WHAT YOU NEED TO DO:
Each line that holds the word "Toledo" counts once; give the total number of such lines and nothing else.
>> begin RECORDS TO PROCESS
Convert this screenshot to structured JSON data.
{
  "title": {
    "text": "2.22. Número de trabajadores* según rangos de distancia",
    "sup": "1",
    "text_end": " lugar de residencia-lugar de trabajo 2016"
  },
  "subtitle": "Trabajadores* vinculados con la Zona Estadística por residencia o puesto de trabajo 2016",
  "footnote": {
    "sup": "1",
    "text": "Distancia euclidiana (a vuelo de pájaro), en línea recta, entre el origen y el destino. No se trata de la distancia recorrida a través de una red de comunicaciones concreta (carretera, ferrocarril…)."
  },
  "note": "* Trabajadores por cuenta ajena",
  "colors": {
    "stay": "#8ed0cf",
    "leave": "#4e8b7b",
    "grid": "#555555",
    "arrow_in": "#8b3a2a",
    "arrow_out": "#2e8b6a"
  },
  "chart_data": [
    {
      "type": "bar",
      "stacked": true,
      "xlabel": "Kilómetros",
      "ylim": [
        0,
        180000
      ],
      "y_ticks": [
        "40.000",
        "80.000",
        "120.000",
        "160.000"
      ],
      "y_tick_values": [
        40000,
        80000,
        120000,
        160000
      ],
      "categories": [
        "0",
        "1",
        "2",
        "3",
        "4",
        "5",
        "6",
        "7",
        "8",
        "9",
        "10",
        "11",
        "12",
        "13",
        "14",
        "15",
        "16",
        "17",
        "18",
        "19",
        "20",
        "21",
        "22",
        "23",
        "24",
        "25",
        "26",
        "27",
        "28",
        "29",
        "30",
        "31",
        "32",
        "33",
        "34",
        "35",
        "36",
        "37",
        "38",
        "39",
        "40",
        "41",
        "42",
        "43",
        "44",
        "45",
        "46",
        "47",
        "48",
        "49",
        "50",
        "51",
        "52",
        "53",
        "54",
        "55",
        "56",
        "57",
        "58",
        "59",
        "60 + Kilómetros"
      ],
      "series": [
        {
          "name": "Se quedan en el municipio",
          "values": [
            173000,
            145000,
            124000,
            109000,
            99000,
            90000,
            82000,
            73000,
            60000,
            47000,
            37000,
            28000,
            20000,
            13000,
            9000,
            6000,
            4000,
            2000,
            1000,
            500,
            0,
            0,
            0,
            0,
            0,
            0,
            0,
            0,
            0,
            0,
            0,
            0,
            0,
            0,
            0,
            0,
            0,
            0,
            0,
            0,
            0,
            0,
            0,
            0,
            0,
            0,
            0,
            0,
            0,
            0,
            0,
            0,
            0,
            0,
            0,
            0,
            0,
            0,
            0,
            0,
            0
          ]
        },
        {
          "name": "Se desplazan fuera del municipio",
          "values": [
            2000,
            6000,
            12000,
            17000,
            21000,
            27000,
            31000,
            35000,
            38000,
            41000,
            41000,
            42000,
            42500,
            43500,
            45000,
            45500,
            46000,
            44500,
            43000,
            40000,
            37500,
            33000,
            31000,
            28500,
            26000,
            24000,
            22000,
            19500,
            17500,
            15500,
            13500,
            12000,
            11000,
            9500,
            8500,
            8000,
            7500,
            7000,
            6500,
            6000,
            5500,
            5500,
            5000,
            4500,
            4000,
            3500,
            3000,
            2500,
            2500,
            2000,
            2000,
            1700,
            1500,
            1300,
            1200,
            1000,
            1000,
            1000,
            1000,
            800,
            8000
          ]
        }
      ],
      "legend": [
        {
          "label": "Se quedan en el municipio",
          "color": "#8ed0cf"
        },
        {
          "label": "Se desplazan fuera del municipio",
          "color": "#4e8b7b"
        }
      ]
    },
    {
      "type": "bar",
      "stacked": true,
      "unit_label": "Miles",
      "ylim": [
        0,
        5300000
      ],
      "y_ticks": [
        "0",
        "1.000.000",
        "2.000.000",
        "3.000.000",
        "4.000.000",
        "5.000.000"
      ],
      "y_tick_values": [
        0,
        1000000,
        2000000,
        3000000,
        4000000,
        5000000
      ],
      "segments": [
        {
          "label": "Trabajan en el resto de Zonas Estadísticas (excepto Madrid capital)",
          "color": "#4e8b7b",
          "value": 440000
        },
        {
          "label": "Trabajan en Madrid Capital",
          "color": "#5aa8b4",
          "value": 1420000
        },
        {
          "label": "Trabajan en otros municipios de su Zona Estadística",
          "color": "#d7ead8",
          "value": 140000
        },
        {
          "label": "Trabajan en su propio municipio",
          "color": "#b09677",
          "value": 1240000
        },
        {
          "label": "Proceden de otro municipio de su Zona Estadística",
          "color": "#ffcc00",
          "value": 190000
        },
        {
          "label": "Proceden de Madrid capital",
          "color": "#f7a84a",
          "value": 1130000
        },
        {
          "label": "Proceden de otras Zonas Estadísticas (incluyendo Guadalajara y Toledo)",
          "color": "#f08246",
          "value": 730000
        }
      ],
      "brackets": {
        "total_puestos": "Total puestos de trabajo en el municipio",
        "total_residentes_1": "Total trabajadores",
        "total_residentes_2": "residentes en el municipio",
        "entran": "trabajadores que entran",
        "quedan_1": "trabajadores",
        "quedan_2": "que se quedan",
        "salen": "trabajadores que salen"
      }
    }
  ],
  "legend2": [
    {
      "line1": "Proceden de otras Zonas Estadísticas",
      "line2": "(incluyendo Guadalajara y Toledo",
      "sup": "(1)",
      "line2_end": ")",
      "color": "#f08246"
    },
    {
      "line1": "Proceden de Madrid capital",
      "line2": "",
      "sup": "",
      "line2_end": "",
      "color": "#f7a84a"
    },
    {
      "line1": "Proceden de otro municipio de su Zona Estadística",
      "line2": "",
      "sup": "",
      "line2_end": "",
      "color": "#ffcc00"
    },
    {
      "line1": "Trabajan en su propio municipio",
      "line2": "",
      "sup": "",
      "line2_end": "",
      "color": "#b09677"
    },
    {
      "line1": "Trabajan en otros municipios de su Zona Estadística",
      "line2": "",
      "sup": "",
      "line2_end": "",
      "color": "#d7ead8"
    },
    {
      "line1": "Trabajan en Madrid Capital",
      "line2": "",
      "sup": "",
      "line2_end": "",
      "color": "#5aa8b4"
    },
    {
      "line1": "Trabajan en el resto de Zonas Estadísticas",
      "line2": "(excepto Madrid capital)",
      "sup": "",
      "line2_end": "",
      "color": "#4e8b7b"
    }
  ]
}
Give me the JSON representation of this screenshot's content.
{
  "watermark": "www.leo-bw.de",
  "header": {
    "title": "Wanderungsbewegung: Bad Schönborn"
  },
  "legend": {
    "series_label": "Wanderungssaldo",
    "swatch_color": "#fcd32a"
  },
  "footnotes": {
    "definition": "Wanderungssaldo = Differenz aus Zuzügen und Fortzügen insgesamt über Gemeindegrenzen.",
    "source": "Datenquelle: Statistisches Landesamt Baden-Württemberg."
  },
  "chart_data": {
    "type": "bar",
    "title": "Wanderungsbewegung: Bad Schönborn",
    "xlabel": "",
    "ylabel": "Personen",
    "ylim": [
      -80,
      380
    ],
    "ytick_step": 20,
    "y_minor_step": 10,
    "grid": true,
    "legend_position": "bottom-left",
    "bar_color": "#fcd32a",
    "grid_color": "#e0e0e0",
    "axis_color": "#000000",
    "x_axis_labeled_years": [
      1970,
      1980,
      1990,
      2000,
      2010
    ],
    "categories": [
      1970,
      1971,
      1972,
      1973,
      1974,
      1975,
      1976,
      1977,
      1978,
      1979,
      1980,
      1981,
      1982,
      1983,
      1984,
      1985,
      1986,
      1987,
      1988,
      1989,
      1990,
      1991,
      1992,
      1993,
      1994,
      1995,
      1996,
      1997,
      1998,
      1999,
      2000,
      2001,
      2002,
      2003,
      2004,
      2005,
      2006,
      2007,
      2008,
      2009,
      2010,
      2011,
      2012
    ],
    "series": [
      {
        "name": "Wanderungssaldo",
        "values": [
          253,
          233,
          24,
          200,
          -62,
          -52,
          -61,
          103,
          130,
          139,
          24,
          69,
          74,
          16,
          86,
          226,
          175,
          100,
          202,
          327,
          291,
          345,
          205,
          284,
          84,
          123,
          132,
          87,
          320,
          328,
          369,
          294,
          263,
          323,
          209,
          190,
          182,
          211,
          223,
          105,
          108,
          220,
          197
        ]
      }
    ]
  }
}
>> end RECORDS TO PROCESS
PROBLEM SOLUTION:
2